_To be done_
The entries below should be transcribed in their entirety, exactly as written.
|---|
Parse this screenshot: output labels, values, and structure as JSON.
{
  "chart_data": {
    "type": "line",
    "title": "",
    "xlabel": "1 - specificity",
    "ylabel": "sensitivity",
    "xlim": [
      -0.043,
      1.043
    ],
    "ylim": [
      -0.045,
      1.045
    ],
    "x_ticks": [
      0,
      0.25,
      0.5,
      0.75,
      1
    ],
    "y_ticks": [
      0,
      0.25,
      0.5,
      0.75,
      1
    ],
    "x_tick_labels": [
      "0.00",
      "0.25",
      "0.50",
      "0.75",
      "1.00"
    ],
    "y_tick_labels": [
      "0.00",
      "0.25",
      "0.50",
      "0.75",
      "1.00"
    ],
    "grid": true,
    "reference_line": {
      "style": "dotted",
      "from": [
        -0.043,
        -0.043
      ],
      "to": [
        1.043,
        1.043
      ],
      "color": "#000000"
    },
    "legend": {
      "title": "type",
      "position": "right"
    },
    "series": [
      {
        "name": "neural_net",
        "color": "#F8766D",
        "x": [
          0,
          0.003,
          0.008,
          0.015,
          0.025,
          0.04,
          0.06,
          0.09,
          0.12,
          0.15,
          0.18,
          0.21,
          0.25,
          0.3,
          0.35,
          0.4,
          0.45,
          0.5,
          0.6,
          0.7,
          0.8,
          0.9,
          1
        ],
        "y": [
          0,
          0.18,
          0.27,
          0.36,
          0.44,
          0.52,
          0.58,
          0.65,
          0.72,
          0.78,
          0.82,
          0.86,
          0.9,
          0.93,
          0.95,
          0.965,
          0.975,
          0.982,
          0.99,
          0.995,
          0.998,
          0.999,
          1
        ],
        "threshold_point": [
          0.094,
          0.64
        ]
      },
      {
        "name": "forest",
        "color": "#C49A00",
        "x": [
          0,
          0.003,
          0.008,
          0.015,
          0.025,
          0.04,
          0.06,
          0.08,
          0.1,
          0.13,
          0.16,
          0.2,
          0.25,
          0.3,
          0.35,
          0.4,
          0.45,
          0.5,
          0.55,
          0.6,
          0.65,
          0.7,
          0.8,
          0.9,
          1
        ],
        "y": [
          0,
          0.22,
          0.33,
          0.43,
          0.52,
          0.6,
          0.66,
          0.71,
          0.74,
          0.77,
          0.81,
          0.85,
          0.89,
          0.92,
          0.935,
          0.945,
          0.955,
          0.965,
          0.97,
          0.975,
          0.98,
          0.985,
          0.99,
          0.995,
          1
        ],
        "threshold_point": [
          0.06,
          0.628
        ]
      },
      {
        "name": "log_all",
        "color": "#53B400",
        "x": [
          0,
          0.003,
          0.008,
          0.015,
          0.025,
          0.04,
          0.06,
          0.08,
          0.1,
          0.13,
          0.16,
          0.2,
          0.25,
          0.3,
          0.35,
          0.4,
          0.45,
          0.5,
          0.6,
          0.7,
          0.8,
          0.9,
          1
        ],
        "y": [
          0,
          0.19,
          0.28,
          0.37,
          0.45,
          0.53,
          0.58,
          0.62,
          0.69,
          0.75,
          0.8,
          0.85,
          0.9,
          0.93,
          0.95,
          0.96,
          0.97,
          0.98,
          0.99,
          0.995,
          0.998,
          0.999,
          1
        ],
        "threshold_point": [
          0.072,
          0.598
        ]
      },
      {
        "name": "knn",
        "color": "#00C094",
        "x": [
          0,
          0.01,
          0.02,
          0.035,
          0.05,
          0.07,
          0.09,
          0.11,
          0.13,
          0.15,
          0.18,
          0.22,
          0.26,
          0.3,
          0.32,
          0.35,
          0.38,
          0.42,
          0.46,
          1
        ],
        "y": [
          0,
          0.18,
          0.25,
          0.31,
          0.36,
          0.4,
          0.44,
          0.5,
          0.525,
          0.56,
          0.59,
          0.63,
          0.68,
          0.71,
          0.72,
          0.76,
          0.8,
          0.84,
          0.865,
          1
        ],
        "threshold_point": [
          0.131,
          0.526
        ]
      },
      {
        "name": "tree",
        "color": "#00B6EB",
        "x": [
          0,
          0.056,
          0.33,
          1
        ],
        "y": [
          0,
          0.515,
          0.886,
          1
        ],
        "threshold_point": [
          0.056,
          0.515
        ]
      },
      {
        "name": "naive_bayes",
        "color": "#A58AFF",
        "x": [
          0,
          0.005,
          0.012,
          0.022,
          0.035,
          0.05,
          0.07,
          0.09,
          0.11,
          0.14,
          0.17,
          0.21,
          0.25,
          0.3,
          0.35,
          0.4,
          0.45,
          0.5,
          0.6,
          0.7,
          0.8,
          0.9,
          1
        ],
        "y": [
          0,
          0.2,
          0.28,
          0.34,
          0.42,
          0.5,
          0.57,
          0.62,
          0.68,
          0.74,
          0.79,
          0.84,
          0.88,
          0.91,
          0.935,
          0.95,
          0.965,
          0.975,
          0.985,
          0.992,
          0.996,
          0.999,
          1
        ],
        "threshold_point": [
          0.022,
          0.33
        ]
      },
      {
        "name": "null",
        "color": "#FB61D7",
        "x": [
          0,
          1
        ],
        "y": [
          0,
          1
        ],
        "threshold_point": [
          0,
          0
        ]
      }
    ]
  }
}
|---|
_Output below_
Parse this screenshot: output labels, values, and structure as JSON.
{
  "chart_data": {
    "type": "line",
    "title": "",
    "xlabel": "1 - specificity",
    "ylabel": "sensitivity",
    "xlim": [
      -0.043,
      1.043
    ],
    "ylim": [
      -0.045,
      1.045
    ],
    "x_ticks": [
      0,
      0.25,
      0.5,
      0.75,
      1
    ],
    "y_ticks": [
      0,
      0.25,
      0.5,
      0.75,
      1
    ],
    "x_tick_labels": [
      "0.00",
      "0.25",
      "0.50",
      "0.75",
      "1.00"
    ],
    "y_tick_labels": [
      "0.00",
      "0.25",
      "0.50",
      "0.75",
      "1.00"
    ],
    "grid": true,
    "reference_line": {
      "style": "dotted",
      "from": [
        -0.043,
        -0.043
      ],
      "to": [
        1.043,
        1.043
      ],
      "color": "#000000"
    },
    "legend": {
      "title": "type",
      "position": "right"
    },
    "series": [
      {
        "name": "neural_net",
        "color": "#F8766D",
        "x": [
          0,
          0.003,
          0.008,
          0.015,
          0.025,
          0.04,
          0.06,
          0.09,
          0.12,
          0.15,
          0.18,
          0.21,
          0.25,
          0.3,
          0.35,
          0.4,
          0.45,
          0.5,
          0.6,
          0.7,
          0.8,
          0.9,
          1
        ],
        "y": [
          0,
          0.18,
          0.27,
          0.36,
          0.44,
          0.52,
          0.58,
          0.65,
          0.72,
          0.78,
          0.82,
          0.86,
          0.9,
          0.93,
          0.95,
          0.965,
          0.975,
          0.982,
          0.99,
          0.995,
          0.998,
          0.999,
          1
        ],
        "threshold_point": [
          0.094,
          0.64
        ]
      },
      {
        "name": "forest",
        "color": "#C49A00",
        "x": [
          0,
          0.003,
          0.008,
          0.015,
          0.025,
          0.04,
          0.06,
          0.08,
          0.1,
          0.13,
          0.16,
          0.2,
          0.25,
          0.3,
          0.35,
          0.4,
          0.45,
          0.5,
          0.55,
          0.6,
          0.65,
          0.7,
          0.8,
          0.9,
          1
        ],
        "y": [
          0,
          0.22,
          0.33,
          0.43,
          0.52,
          0.6,
          0.66,
          0.71,
          0.74,
          0.77,
          0.81,
          0.85,
          0.89,
          0.92,
          0.935,
          0.945,
          0.955,
          0.965,
          0.97,
          0.975,
          0.98,
          0.985,
          0.99,
          0.995,
          1
        ],
        "threshold_point": [
          0.06,
          0.628
        ]
      },
      {
        "name": "log_all",
        "color": "#53B400",
        "x": [
          0,
          0.003,
          0.008,
          0.015,
          0.025,
          0.04,
          0.06,
          0.08,
          0.1,
          0.13,
          0.16,
          0.2,
          0.25,
          0.3,
          0.35,
          0.4,
          0.45,
          0.5,
          0.6,
          0.7,
          0.8,
          0.9,
          1
        ],
        "y": [
          0,
          0.19,
          0.28,
          0.37,
          0.45,
          0.53,
          0.58,
          0.62,
          0.69,
          0.75,
          0.8,
          0.85,
          0.9,
          0.93,
          0.95,
          0.96,
          0.97,
          0.98,
          0.99,
          0.995,
          0.998,
          0.999,
          1
        ],
        "threshold_point": [
          0.072,
          0.598
        ]
      },
      {
        "name": "knn",
        "color": "#00C094",
        "x": [
          0,
          0.01,
          0.02,
          0.035,
          0.05,
          0.07,
          0.09,
          0.11,
          0.13,
          0.15,
          0.18,
          0.22,
          0.26,
          0.3,
          0.32,
          0.35,
          0.38,
          0.42,
          0.46,
          1
        ],
        "y": [
          0,
          0.18,
          0.25,
          0.31,
          0.36,
          0.4,
          0.44,
          0.5,
          0.525,
          0.56,
          0.59,
          0.63,
          0.68,
          0.71,
          0.72,
          0.76,
          0.8,
          0.84,
          0.865,
          1
        ],
        "threshold_point": [
          0.131,
          0.526
        ]
      },
      {
        "name": "tree",
        "color": "#00B6EB",
        "x": [
          0,
          0.056,
          0.33,
          1
        ],
        "y": [
          0,
          0.515,
          0.886,
          1
        ],
        "threshold_point": [
          0.056,
          0.515
        ]
      },
      {
        "name": "naive_bayes",
        "color": "#A58AFF",
        "x": [
          0,
          0.005,
          0.012,
          0.022,
          0.035,
          0.05,
          0.07,
          0.09,
          0.11,
          0.14,
          0.17,
          0.21,
          0.25,
          0.3,
          0.35,
          0.4,
          0.45,
          0.5,
          0.6,
          0.7,
          0.8,
          0.9,
          1
        ],
        "y": [
          0,
          0.2,
          0.28,
          0.34,
          0.42,
          0.5,
          0.57,
          0.62,
          0.68,
          0.74,
          0.79,
          0.84,
          0.88,
          0.91,
          0.935,
          0.95,
          0.965,
          0.975,
          0.985,
          0.992,
          0.996,
          0.999,
          1
        ],
        "threshold_point": [
          0.022,
          0.33
        ]
      },
      {
        "name": "null",
        "color": "#FB61D7",
        "x": [
          0,
          1
        ],
        "y": [
          0,
          1
        ],
        "threshold_point": [
          0,
          0
        ]
      }
    ]
  }
}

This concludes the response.